### Description of the task
All the records that follow need to be reproduced exactly. Omit the images.

### Records supplied
·····

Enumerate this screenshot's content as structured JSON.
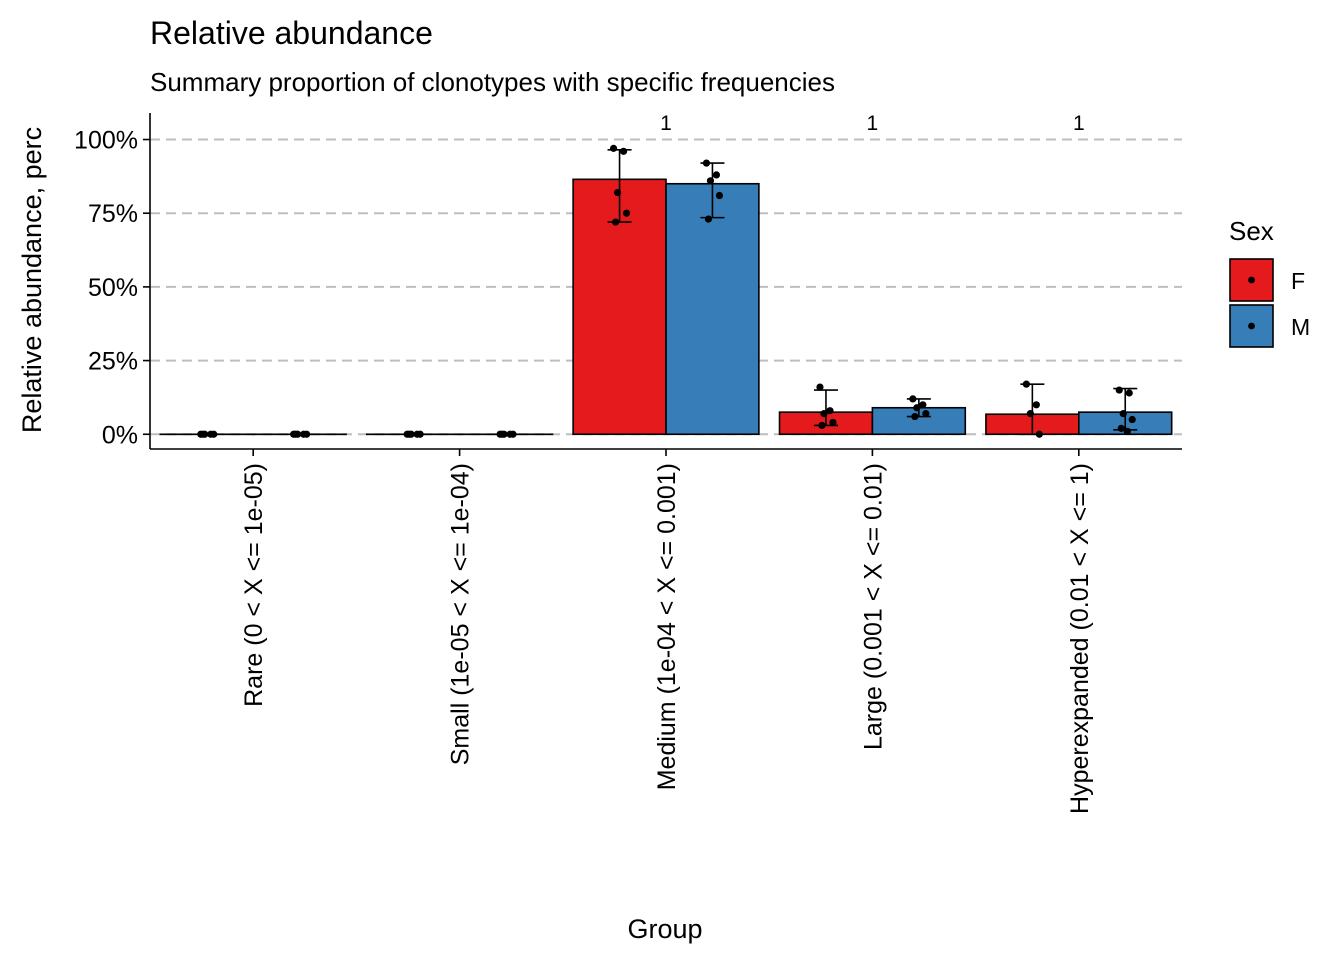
{
  "chart_data": {
    "type": "bar",
    "title": "Relative abundance",
    "subtitle": "Summary proportion of clonotypes with specific frequencies",
    "xlabel": "Group",
    "ylabel": "Relative abundance, perc",
    "ylim": [
      -0.05,
      1.09
    ],
    "yticks": [
      0,
      0.25,
      0.5,
      0.75,
      1.0
    ],
    "ytick_labels": [
      "0%",
      "25%",
      "50%",
      "75%",
      "100%"
    ],
    "grid": "horizontal-dashed",
    "legend_position": "right",
    "legend_title": "Sex",
    "categories": [
      "Rare (0 < X <= 1e-05)",
      "Small (1e-05 < X <= 1e-04)",
      "Medium (1e-04 < X <= 0.001)",
      "Large (0.001 < X <= 0.01)",
      "Hyperexpanded (0.01 < X <= 1)"
    ],
    "series": [
      {
        "name": "F",
        "color": "#E41A1C",
        "values": [
          0,
          0,
          0.865,
          0.075,
          0.068
        ],
        "error_low": [
          0,
          0,
          0.72,
          0.03,
          0.0
        ],
        "error_high": [
          0,
          0,
          0.965,
          0.15,
          0.17
        ],
        "points": [
          [
            0,
            0,
            0,
            0,
            0
          ],
          [
            0,
            0,
            0,
            0,
            0
          ],
          [
            0.97,
            0.96,
            0.82,
            0.75,
            0.72
          ],
          [
            0.16,
            0.08,
            0.07,
            0.04,
            0.03
          ],
          [
            0.17,
            0.1,
            0.07,
            0.0
          ]
        ]
      },
      {
        "name": "M",
        "color": "#377EB8",
        "values": [
          0,
          0,
          0.85,
          0.09,
          0.075
        ],
        "error_low": [
          0,
          0,
          0.735,
          0.06,
          0.015
        ],
        "error_high": [
          0,
          0,
          0.92,
          0.12,
          0.155
        ],
        "points": [
          [
            0,
            0,
            0,
            0,
            0
          ],
          [
            0,
            0,
            0,
            0,
            0
          ],
          [
            0.92,
            0.88,
            0.86,
            0.81,
            0.73
          ],
          [
            0.12,
            0.1,
            0.09,
            0.07,
            0.06
          ],
          [
            0.15,
            0.14,
            0.07,
            0.05,
            0.02,
            0.01
          ]
        ]
      }
    ],
    "annotations": [
      {
        "category_index": 2,
        "text": "1"
      },
      {
        "category_index": 3,
        "text": "1"
      },
      {
        "category_index": 4,
        "text": "1"
      }
    ],
    "colors": {
      "F": "#E41A1C",
      "M": "#377EB8",
      "grid": "#BEBEBE",
      "axis": "#000000"
    }
  }
}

·····

### Final result
Enumerate this screenshot's content as structured JSON.
{
  "chart_data": {
    "type": "bar",
    "title": "Relative abundance",
    "subtitle": "Summary proportion of clonotypes with specific frequencies",
    "xlabel": "Group",
    "ylabel": "Relative abundance, perc",
    "ylim": [
      -0.05,
      1.09
    ],
    "yticks": [
      0,
      0.25,
      0.5,
      0.75,
      1.0
    ],
    "ytick_labels": [
      "0%",
      "25%",
      "50%",
      "75%",
      "100%"
    ],
    "grid": "horizontal-dashed",
    "legend_position": "right",
    "legend_title": "Sex",
    "categories": [
      "Rare (0 < X <= 1e-05)",
      "Small (1e-05 < X <= 1e-04)",
      "Medium (1e-04 < X <= 0.001)",
      "Large (0.001 < X <= 0.01)",
      "Hyperexpanded (0.01 < X <= 1)"
    ],
    "series": [
      {
        "name": "F",
        "color": "#E41A1C",
        "values": [
          0,
          0,
          0.865,
          0.075,
          0.068
        ],
        "error_low": [
          0,
          0,
          0.72,
          0.03,
          0.0
        ],
        "error_high": [
          0,
          0,
          0.965,
          0.15,
          0.17
        ],
        "points": [
          [
            0,
            0,
            0,
            0,
            0
          ],
          [
            0,
            0,
            0,
            0,
            0
          ],
          [
            0.97,
            0.96,
            0.82,
            0.75,
            0.72
          ],
          [
            0.16,
            0.08,
            0.07,
            0.04,
            0.03
          ],
          [
            0.17,
            0.1,
            0.07,
            0.0
          ]
        ]
      },
      {
        "name": "M",
        "color": "#377EB8",
        "values": [
          0,
          0,
          0.85,
          0.09,
          0.075
        ],
        "error_low": [
          0,
          0,
          0.735,
          0.06,
          0.015
        ],
        "error_high": [
          0,
          0,
          0.92,
          0.12,
          0.155
        ],
        "points": [
          [
            0,
            0,
            0,
            0,
            0
          ],
          [
            0,
            0,
            0,
            0,
            0
          ],
          [
            0.92,
            0.88,
            0.86,
            0.81,
            0.73
          ],
          [
            0.12,
            0.1,
            0.09,
            0.07,
            0.06
          ],
          [
            0.15,
            0.14,
            0.07,
            0.05,
            0.02,
            0.01
          ]
        ]
      }
    ],
    "annotations": [
      {
        "category_index": 2,
        "text": "1"
      },
      {
        "category_index": 3,
        "text": "1"
      },
      {
        "category_index": 4,
        "text": "1"
      }
    ],
    "colors": {
      "F": "#E41A1C",
      "M": "#377EB8",
      "grid": "#BEBEBE",
      "axis": "#000000"
    }
  }
}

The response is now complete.